Structured figure records:
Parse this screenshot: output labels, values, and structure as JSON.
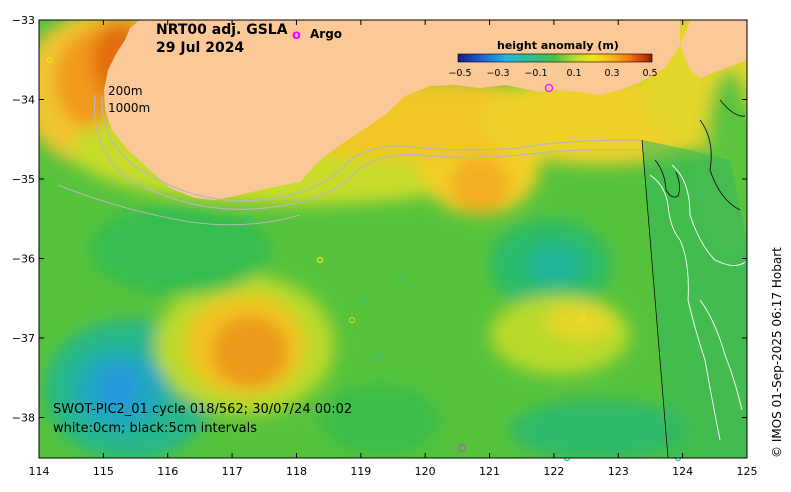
{
  "map": {
    "title_line1": "NRT00 adj. GSLA",
    "title_line2": "29 Jul 2024",
    "legend_argo_symbol": "o",
    "legend_argo_label": "Argo",
    "colorbar_title": "height anomaly (m)",
    "colorbar_ticks": [
      "−0.5",
      "−0.3",
      "−0.1",
      "0.1",
      "0.3",
      "0.5"
    ],
    "colorbar_colors": [
      "#1a1a8c",
      "#1f5fd6",
      "#24b6e6",
      "#2bbf8a",
      "#49c24a",
      "#b6db2a",
      "#f2e21c",
      "#f7b21a",
      "#ef7a12",
      "#d9460c",
      "#8c1c0c"
    ],
    "depth_label_1": "200m",
    "depth_label_2": "1000m",
    "swot_line1": "SWOT-PIC2_01 cycle 018/562; 30/07/24 00:02",
    "swot_line2": "white:0cm; black:5cm intervals",
    "credit": "© IMOS 01-Sep-2025 06:17 Hobart",
    "x_ticks": [
      "114",
      "115",
      "116",
      "117",
      "118",
      "119",
      "120",
      "121",
      "122",
      "123",
      "124",
      "125"
    ],
    "y_ticks": [
      "−33",
      "−34",
      "−35",
      "−36",
      "−37",
      "−38"
    ],
    "colors": {
      "land": "#fbc898",
      "background": "#6fd03a",
      "argo_marker": "#ff00ff"
    }
  }
}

## WHAT YOU ARE ASKED TO DO
Retype all entries exactly as they appear, dropping the images.

## ANSWER FOR THE TASK
Parse this screenshot: output labels, values, and structure as JSON.
{
  "map": {
    "title_line1": "NRT00 adj. GSLA",
    "title_line2": "29 Jul 2024",
    "legend_argo_symbol": "o",
    "legend_argo_label": "Argo",
    "colorbar_title": "height anomaly (m)",
    "colorbar_ticks": [
      "−0.5",
      "−0.3",
      "−0.1",
      "0.1",
      "0.3",
      "0.5"
    ],
    "colorbar_colors": [
      "#1a1a8c",
      "#1f5fd6",
      "#24b6e6",
      "#2bbf8a",
      "#49c24a",
      "#b6db2a",
      "#f2e21c",
      "#f7b21a",
      "#ef7a12",
      "#d9460c",
      "#8c1c0c"
    ],
    "depth_label_1": "200m",
    "depth_label_2": "1000m",
    "swot_line1": "SWOT-PIC2_01 cycle 018/562; 30/07/24 00:02",
    "swot_line2": "white:0cm; black:5cm intervals",
    "credit": "© IMOS 01-Sep-2025 06:17 Hobart",
    "x_ticks": [
      "114",
      "115",
      "116",
      "117",
      "118",
      "119",
      "120",
      "121",
      "122",
      "123",
      "124",
      "125"
    ],
    "y_ticks": [
      "−33",
      "−34",
      "−35",
      "−36",
      "−37",
      "−38"
    ],
    "colors": {
      "land": "#fbc898",
      "background": "#6fd03a",
      "argo_marker": "#ff00ff"
    }
  }
}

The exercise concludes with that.